## PROVIDED RECORDS:
========

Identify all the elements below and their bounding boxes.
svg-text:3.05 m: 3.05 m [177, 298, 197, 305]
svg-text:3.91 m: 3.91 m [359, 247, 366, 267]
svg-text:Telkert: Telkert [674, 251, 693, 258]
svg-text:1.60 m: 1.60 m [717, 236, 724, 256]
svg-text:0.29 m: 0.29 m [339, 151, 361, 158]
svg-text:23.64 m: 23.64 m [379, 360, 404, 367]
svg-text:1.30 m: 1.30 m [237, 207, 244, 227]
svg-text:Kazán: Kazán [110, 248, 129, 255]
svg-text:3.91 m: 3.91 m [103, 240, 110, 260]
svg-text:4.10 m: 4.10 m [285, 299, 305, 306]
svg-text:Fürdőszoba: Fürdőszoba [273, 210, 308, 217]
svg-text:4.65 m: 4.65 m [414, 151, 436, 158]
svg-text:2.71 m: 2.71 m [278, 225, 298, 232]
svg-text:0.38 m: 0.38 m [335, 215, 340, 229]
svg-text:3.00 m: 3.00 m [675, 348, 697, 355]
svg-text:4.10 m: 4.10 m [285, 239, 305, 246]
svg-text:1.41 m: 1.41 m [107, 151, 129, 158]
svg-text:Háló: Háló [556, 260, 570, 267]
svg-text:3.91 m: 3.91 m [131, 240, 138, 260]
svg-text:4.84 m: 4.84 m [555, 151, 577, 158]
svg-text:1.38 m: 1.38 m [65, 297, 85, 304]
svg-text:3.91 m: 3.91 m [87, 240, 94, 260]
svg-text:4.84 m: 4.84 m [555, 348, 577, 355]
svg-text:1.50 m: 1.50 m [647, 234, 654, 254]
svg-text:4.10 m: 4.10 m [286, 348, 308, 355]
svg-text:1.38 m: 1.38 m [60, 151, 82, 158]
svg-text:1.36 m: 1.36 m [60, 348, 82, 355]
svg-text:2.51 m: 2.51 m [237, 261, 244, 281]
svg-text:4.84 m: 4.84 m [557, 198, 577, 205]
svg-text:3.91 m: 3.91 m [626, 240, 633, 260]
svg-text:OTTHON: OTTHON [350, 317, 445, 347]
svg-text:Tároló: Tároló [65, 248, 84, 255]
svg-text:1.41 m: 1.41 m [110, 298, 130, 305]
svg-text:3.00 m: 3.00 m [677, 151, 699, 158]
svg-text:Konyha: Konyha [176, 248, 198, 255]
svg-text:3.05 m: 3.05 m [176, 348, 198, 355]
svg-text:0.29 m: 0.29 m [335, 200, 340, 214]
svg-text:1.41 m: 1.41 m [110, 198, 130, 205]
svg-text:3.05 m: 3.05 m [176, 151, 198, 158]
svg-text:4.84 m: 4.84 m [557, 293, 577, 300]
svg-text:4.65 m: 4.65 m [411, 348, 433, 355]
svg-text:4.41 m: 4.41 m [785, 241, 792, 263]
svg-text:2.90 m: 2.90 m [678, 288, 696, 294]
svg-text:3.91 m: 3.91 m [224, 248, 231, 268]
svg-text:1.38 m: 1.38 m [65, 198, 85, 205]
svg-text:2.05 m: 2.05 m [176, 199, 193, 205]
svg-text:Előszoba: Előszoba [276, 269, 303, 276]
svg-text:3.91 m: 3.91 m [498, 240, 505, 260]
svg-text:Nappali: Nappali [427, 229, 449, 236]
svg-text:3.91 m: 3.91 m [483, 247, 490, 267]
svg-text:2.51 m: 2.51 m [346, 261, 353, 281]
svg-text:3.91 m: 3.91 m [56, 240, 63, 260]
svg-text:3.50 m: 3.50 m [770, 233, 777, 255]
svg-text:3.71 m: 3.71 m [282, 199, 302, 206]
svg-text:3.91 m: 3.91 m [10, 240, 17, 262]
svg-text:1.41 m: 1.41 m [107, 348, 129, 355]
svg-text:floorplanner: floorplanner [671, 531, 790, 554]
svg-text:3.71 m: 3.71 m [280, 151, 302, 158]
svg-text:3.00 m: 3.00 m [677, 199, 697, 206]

========

## REQUIRED WORK:
Reproduce word for word the lines of the listing above, from its first line up to and including the line that contains "svg-text:1.38 m: 1.38 m [65, 297, 85, 304]".

## WRITTEN SOLUTION:
Identify all the elements below and their bounding boxes.
svg-text:3.05 m: 3.05 m [177, 298, 197, 305]
svg-text:3.91 m: 3.91 m [359, 247, 366, 267]
svg-text:Telkert: Telkert [674, 251, 693, 258]
svg-text:1.60 m: 1.60 m [717, 236, 724, 256]
svg-text:0.29 m: 0.29 m [339, 151, 361, 158]
svg-text:23.64 m: 23.64 m [379, 360, 404, 367]
svg-text:1.30 m: 1.30 m [237, 207, 244, 227]
svg-text:Kazán: Kazán [110, 248, 129, 255]
svg-text:3.91 m: 3.91 m [103, 240, 110, 260]
svg-text:4.10 m: 4.10 m [285, 299, 305, 306]
svg-text:Fürdőszoba: Fürdőszoba [273, 210, 308, 217]
svg-text:4.65 m: 4.65 m [414, 151, 436, 158]
svg-text:2.71 m: 2.71 m [278, 225, 298, 232]
svg-text:0.38 m: 0.38 m [335, 215, 340, 229]
svg-text:3.00 m: 3.00 m [675, 348, 697, 355]
svg-text:4.10 m: 4.10 m [285, 239, 305, 246]
svg-text:1.41 m: 1.41 m [107, 151, 129, 158]
svg-text:Háló: Háló [556, 260, 570, 267]
svg-text:3.91 m: 3.91 m [131, 240, 138, 260]
svg-text:4.84 m: 4.84 m [555, 151, 577, 158]
svg-text:1.38 m: 1.38 m [65, 297, 85, 304]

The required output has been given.